>>>>
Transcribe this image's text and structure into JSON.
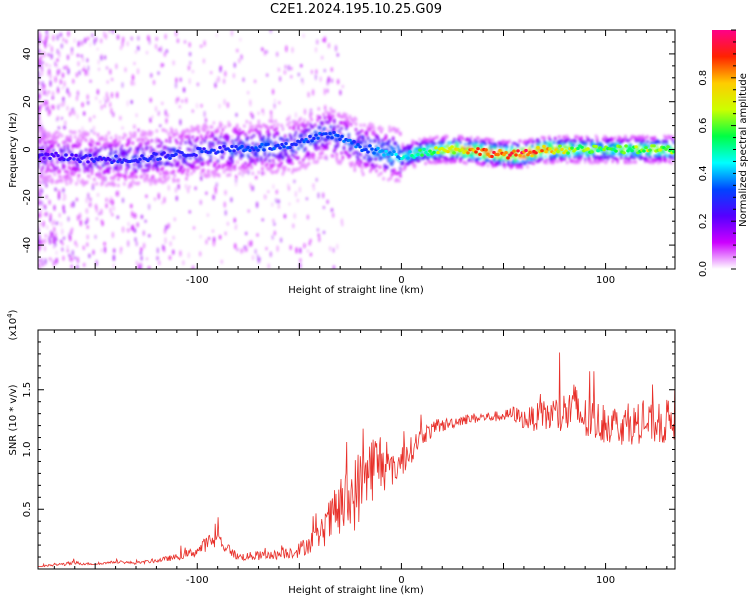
{
  "title": "C2E1.2024.195.10.25.G09",
  "colors": {
    "snr_line": "#e8302a",
    "axis": "#000000",
    "background": "#ffffff"
  },
  "chart_data": [
    {
      "type": "heatmap",
      "title": "C2E1.2024.195.10.25.G09",
      "xlabel": "Height of straight line (km)",
      "ylabel": "Frequency (Hz)",
      "xlim": [
        -178,
        134
      ],
      "ylim": [
        -50,
        50
      ],
      "x_ticks": [
        -100,
        0,
        100
      ],
      "y_ticks": [
        -40,
        -20,
        0,
        20,
        40
      ],
      "colorbar": {
        "label": "Normalized spectral amplitude",
        "range": [
          0,
          1
        ],
        "ticks": [
          "0.0",
          "0.2",
          "0.4",
          "0.6",
          "0.8"
        ],
        "colormap": [
          "#ffffff",
          "#cc00ff",
          "#5500ff",
          "#0044ff",
          "#00ffff",
          "#00ff44",
          "#ccff00",
          "#ffcc00",
          "#ff2200",
          "#ff0088"
        ]
      },
      "ridge_center": [
        [
          -170,
          -3
        ],
        [
          -150,
          -4
        ],
        [
          -130,
          -4
        ],
        [
          -110,
          -2
        ],
        [
          -90,
          0
        ],
        [
          -70,
          1
        ],
        [
          -55,
          1
        ],
        [
          -45,
          4
        ],
        [
          -38,
          7
        ],
        [
          -30,
          5
        ],
        [
          -20,
          1
        ],
        [
          -10,
          -1
        ],
        [
          0,
          -3
        ],
        [
          10,
          -1
        ],
        [
          20,
          0
        ],
        [
          30,
          0
        ],
        [
          40,
          -1
        ],
        [
          50,
          -2
        ],
        [
          60,
          -2
        ],
        [
          70,
          0
        ],
        [
          80,
          0
        ],
        [
          90,
          0
        ],
        [
          100,
          0
        ],
        [
          110,
          0
        ],
        [
          120,
          0
        ],
        [
          134,
          0
        ]
      ],
      "ridge_peak_amplitude": [
        [
          -170,
          0.25
        ],
        [
          -130,
          0.3
        ],
        [
          -100,
          0.3
        ],
        [
          -70,
          0.35
        ],
        [
          -40,
          0.35
        ],
        [
          -20,
          0.35
        ],
        [
          0,
          0.45
        ],
        [
          20,
          0.7
        ],
        [
          40,
          0.9
        ],
        [
          60,
          0.95
        ],
        [
          80,
          0.7
        ],
        [
          100,
          0.6
        ],
        [
          120,
          0.7
        ],
        [
          134,
          0.65
        ]
      ]
    },
    {
      "type": "line",
      "xlabel": "Height of straight line (km)",
      "ylabel": "SNR (10 * v/v)",
      "y_multiplier": "(x10^4)",
      "xlim": [
        -178,
        134
      ],
      "ylim": [
        0,
        2.0
      ],
      "x_ticks": [
        -100,
        0,
        100
      ],
      "y_ticks": [
        "0.5",
        "1.0",
        "1.5"
      ],
      "series": [
        {
          "trend_x": [
            -178,
            -160,
            -150,
            -140,
            -130,
            -120,
            -110,
            -100,
            -95,
            -90,
            -85,
            -80,
            -70,
            -60,
            -50,
            -45,
            -40,
            -35,
            -30,
            -25,
            -20,
            -15,
            -10,
            -5,
            0,
            5,
            10,
            20,
            30,
            40,
            50,
            55,
            60,
            70,
            80,
            85,
            90,
            100,
            110,
            120,
            128,
            134
          ],
          "trend_y": [
            0.02,
            0.05,
            0.04,
            0.06,
            0.05,
            0.07,
            0.1,
            0.15,
            0.22,
            0.25,
            0.17,
            0.1,
            0.11,
            0.12,
            0.16,
            0.22,
            0.28,
            0.4,
            0.5,
            0.58,
            0.7,
            0.85,
            0.9,
            0.82,
            0.9,
            1.0,
            1.12,
            1.2,
            1.25,
            1.27,
            1.28,
            1.3,
            1.25,
            1.28,
            1.3,
            1.35,
            1.25,
            1.22,
            1.2,
            1.22,
            1.2,
            1.3
          ],
          "noise_y": [
            0.01,
            0.03,
            0.01,
            0.02,
            0.02,
            0.03,
            0.05,
            0.08,
            0.12,
            0.15,
            0.08,
            0.06,
            0.07,
            0.07,
            0.12,
            0.16,
            0.2,
            0.35,
            0.45,
            0.55,
            0.6,
            0.55,
            0.5,
            0.25,
            0.25,
            0.2,
            0.15,
            0.1,
            0.08,
            0.08,
            0.08,
            0.12,
            0.15,
            0.25,
            0.35,
            0.4,
            0.35,
            0.3,
            0.3,
            0.3,
            0.3,
            0.4
          ]
        }
      ]
    }
  ]
}
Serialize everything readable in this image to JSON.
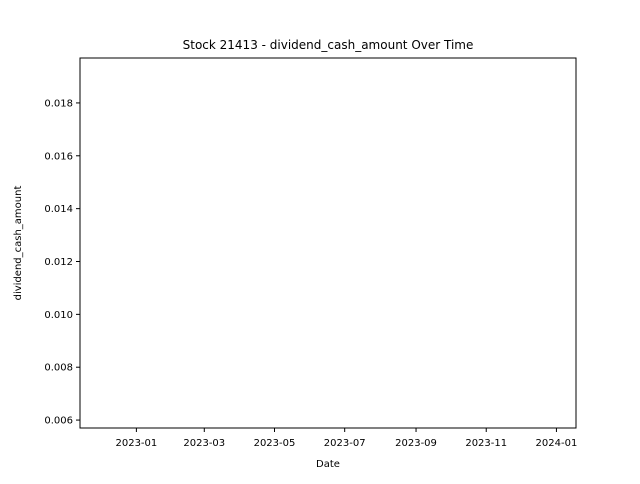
{
  "chart_data": {
    "type": "line",
    "title": "Stock 21413 - dividend_cash_amount Over Time",
    "xlabel": "Date",
    "ylabel": "dividend_cash_amount",
    "x_axis_type": "date",
    "xlim": [
      "2022-11-13",
      "2024-01-18"
    ],
    "ylim": [
      0.0057,
      0.0197
    ],
    "x_ticks": [
      "2023-01-01",
      "2023-03-01",
      "2023-05-01",
      "2023-07-01",
      "2023-09-01",
      "2023-11-01",
      "2024-01-01"
    ],
    "x_tick_labels": [
      "2023-01",
      "2023-03",
      "2023-05",
      "2023-07",
      "2023-09",
      "2023-11",
      "2024-01"
    ],
    "y_ticks": [
      0.006,
      0.008,
      0.01,
      0.012,
      0.014,
      0.016,
      0.018
    ],
    "y_tick_labels": [
      "0.006",
      "0.008",
      "0.010",
      "0.012",
      "0.014",
      "0.016",
      "0.018"
    ],
    "series": [
      {
        "name": "",
        "x": [],
        "y": []
      }
    ],
    "grid": false,
    "legend": "none"
  }
}
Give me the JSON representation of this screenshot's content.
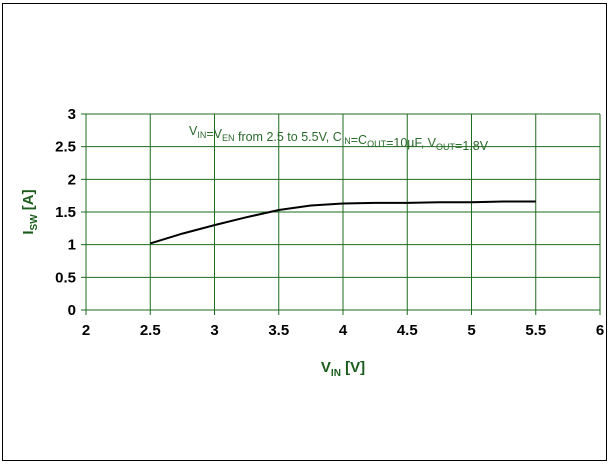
{
  "chart_data": {
    "type": "line",
    "xlabel_main": "V",
    "xlabel_sub": "IN",
    "xlabel_unit": " [V]",
    "ylabel_main": "I",
    "ylabel_sub": "SW",
    "ylabel_unit": " [A]",
    "annotation_parts": [
      {
        "t": "V",
        "sub": false
      },
      {
        "t": "IN",
        "sub": true
      },
      {
        "t": "=V",
        "sub": false
      },
      {
        "t": "EN",
        "sub": true
      },
      {
        "t": " from 2.5 to 5.5V, C",
        "sub": false
      },
      {
        "t": "IN",
        "sub": true
      },
      {
        "t": "=C",
        "sub": false
      },
      {
        "t": "OUT",
        "sub": true
      },
      {
        "t": "=10µF, V",
        "sub": false
      },
      {
        "t": "OUT",
        "sub": true
      },
      {
        "t": "=1.8V",
        "sub": false
      }
    ],
    "xlim": [
      2,
      6
    ],
    "ylim": [
      0,
      3
    ],
    "xticks": [
      "2",
      "2.5",
      "3",
      "3.5",
      "4",
      "4.5",
      "5",
      "5.5",
      "6"
    ],
    "yticks": [
      "0",
      "0.5",
      "1",
      "1.5",
      "2",
      "2.5",
      "3"
    ],
    "grid": true,
    "grid_color": "#1f6b1f",
    "line_color": "#000000",
    "series": [
      {
        "x": [
          2.5,
          2.75,
          3.0,
          3.25,
          3.5,
          3.75,
          4.0,
          4.25,
          4.5,
          4.75,
          5.0,
          5.25,
          5.5
        ],
        "y": [
          1.02,
          1.17,
          1.3,
          1.42,
          1.53,
          1.6,
          1.63,
          1.64,
          1.64,
          1.65,
          1.65,
          1.66,
          1.66
        ]
      }
    ]
  }
}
<<<<
Transcribe the material exactly, leaving every picture out.

Transcribe this image's text and structure into JSON.
{
  "title": "C2E1.2024.195.10.25.G09",
  "colors": {
    "snr_line": "#e8302a",
    "axis": "#000000",
    "background": "#ffffff"
  },
  "chart_data": [
    {
      "type": "heatmap",
      "title": "C2E1.2024.195.10.25.G09",
      "xlabel": "Height of straight line (km)",
      "ylabel": "Frequency (Hz)",
      "xlim": [
        -178,
        134
      ],
      "ylim": [
        -50,
        50
      ],
      "x_ticks": [
        -100,
        0,
        100
      ],
      "y_ticks": [
        -40,
        -20,
        0,
        20,
        40
      ],
      "colorbar": {
        "label": "Normalized spectral amplitude",
        "range": [
          0,
          1
        ],
        "ticks": [
          "0.0",
          "0.2",
          "0.4",
          "0.6",
          "0.8"
        ],
        "colormap": [
          "#ffffff",
          "#cc00ff",
          "#5500ff",
          "#0044ff",
          "#00ffff",
          "#00ff44",
          "#ccff00",
          "#ffcc00",
          "#ff2200",
          "#ff0088"
        ]
      },
      "ridge_center": [
        [
          -170,
          -3
        ],
        [
          -150,
          -4
        ],
        [
          -130,
          -4
        ],
        [
          -110,
          -2
        ],
        [
          -90,
          0
        ],
        [
          -70,
          1
        ],
        [
          -55,
          1
        ],
        [
          -45,
          4
        ],
        [
          -38,
          7
        ],
        [
          -30,
          5
        ],
        [
          -20,
          1
        ],
        [
          -10,
          -1
        ],
        [
          0,
          -3
        ],
        [
          10,
          -1
        ],
        [
          20,
          0
        ],
        [
          30,
          0
        ],
        [
          40,
          -1
        ],
        [
          50,
          -2
        ],
        [
          60,
          -2
        ],
        [
          70,
          0
        ],
        [
          80,
          0
        ],
        [
          90,
          0
        ],
        [
          100,
          0
        ],
        [
          110,
          0
        ],
        [
          120,
          0
        ],
        [
          134,
          0
        ]
      ],
      "ridge_peak_amplitude": [
        [
          -170,
          0.25
        ],
        [
          -130,
          0.3
        ],
        [
          -100,
          0.3
        ],
        [
          -70,
          0.35
        ],
        [
          -40,
          0.35
        ],
        [
          -20,
          0.35
        ],
        [
          0,
          0.45
        ],
        [
          20,
          0.7
        ],
        [
          40,
          0.9
        ],
        [
          60,
          0.95
        ],
        [
          80,
          0.7
        ],
        [
          100,
          0.6
        ],
        [
          120,
          0.7
        ],
        [
          134,
          0.65
        ]
      ]
    },
    {
      "type": "line",
      "xlabel": "Height of straight line (km)",
      "ylabel": "SNR (10 * v/v)",
      "y_multiplier": "(x10^4)",
      "xlim": [
        -178,
        134
      ],
      "ylim": [
        0,
        2.0
      ],
      "x_ticks": [
        -100,
        0,
        100
      ],
      "y_ticks": [
        "0.5",
        "1.0",
        "1.5"
      ],
      "series": [
        {
          "trend_x": [
            -178,
            -160,
            -150,
            -140,
            -130,
            -120,
            -110,
            -100,
            -95,
            -90,
            -85,
            -80,
            -70,
            -60,
            -50,
            -45,
            -40,
            -35,
            -30,
            -25,
            -20,
            -15,
            -10,
            -5,
            0,
            5,
            10,
            20,
            30,
            40,
            50,
            55,
            60,
            70,
            80,
            85,
            90,
            100,
            110,
            120,
            128,
            134
          ],
          "trend_y": [
            0.02,
            0.05,
            0.04,
            0.06,
            0.05,
            0.07,
            0.1,
            0.15,
            0.22,
            0.25,
            0.17,
            0.1,
            0.11,
            0.12,
            0.16,
            0.22,
            0.28,
            0.4,
            0.5,
            0.58,
            0.7,
            0.85,
            0.9,
            0.82,
            0.9,
            1.0,
            1.12,
            1.2,
            1.25,
            1.27,
            1.28,
            1.3,
            1.25,
            1.28,
            1.3,
            1.35,
            1.25,
            1.22,
            1.2,
            1.22,
            1.2,
            1.3
          ],
          "noise_y": [
            0.01,
            0.03,
            0.01,
            0.02,
            0.02,
            0.03,
            0.05,
            0.08,
            0.12,
            0.15,
            0.08,
            0.06,
            0.07,
            0.07,
            0.12,
            0.16,
            0.2,
            0.35,
            0.45,
            0.55,
            0.6,
            0.55,
            0.5,
            0.25,
            0.25,
            0.2,
            0.15,
            0.1,
            0.08,
            0.08,
            0.08,
            0.12,
            0.15,
            0.25,
            0.35,
            0.4,
            0.35,
            0.3,
            0.3,
            0.3,
            0.3,
            0.4
          ]
        }
      ]
    }
  ]
}
Serialize everything readable in this image to JSON.
{
  "chart_data": {
    "type": "line",
    "title": "Stock 21413 - dividend_cash_amount Over Time",
    "xlabel": "Date",
    "ylabel": "dividend_cash_amount",
    "x_axis_type": "date",
    "xlim": [
      "2022-11-13",
      "2024-01-18"
    ],
    "ylim": [
      0.0057,
      0.0197
    ],
    "x_ticks": [
      "2023-01-01",
      "2023-03-01",
      "2023-05-01",
      "2023-07-01",
      "2023-09-01",
      "2023-11-01",
      "2024-01-01"
    ],
    "x_tick_labels": [
      "2023-01",
      "2023-03",
      "2023-05",
      "2023-07",
      "2023-09",
      "2023-11",
      "2024-01"
    ],
    "y_ticks": [
      0.006,
      0.008,
      0.01,
      0.012,
      0.014,
      0.016,
      0.018
    ],
    "y_tick_labels": [
      "0.006",
      "0.008",
      "0.010",
      "0.012",
      "0.014",
      "0.016",
      "0.018"
    ],
    "series": [
      {
        "name": "",
        "x": [],
        "y": []
      }
    ],
    "grid": false,
    "legend": "none"
  }
}
Give me the JSON representation of this screenshot's content.
{
  "chart_data": {
    "type": "line",
    "xlabel_main": "V",
    "xlabel_sub": "IN",
    "xlabel_unit": " [V]",
    "ylabel_main": "I",
    "ylabel_sub": "SW",
    "ylabel_unit": " [A]",
    "annotation_parts": [
      {
        "t": "V",
        "sub": false
      },
      {
        "t": "IN",
        "sub": true
      },
      {
        "t": "=V",
        "sub": false
      },
      {
        "t": "EN",
        "sub": true
      },
      {
        "t": " from 2.5 to 5.5V, C",
        "sub": false
      },
      {
        "t": "IN",
        "sub": true
      },
      {
        "t": "=C",
        "sub": false
      },
      {
        "t": "OUT",
        "sub": true
      },
      {
        "t": "=10µF, V",
        "sub": false
      },
      {
        "t": "OUT",
        "sub": true
      },
      {
        "t": "=1.8V",
        "sub": false
      }
    ],
    "xlim": [
      2,
      6
    ],
    "ylim": [
      0,
      3
    ],
    "xticks": [
      "2",
      "2.5",
      "3",
      "3.5",
      "4",
      "4.5",
      "5",
      "5.5",
      "6"
    ],
    "yticks": [
      "0",
      "0.5",
      "1",
      "1.5",
      "2",
      "2.5",
      "3"
    ],
    "grid": true,
    "grid_color": "#1f6b1f",
    "line_color": "#000000",
    "series": [
      {
        "x": [
          2.5,
          2.75,
          3.0,
          3.25,
          3.5,
          3.75,
          4.0,
          4.25,
          4.5,
          4.75,
          5.0,
          5.25,
          5.5
        ],
        "y": [
          1.02,
          1.17,
          1.3,
          1.42,
          1.53,
          1.6,
          1.63,
          1.64,
          1.64,
          1.65,
          1.65,
          1.66,
          1.66
        ]
      }
    ]
  }
}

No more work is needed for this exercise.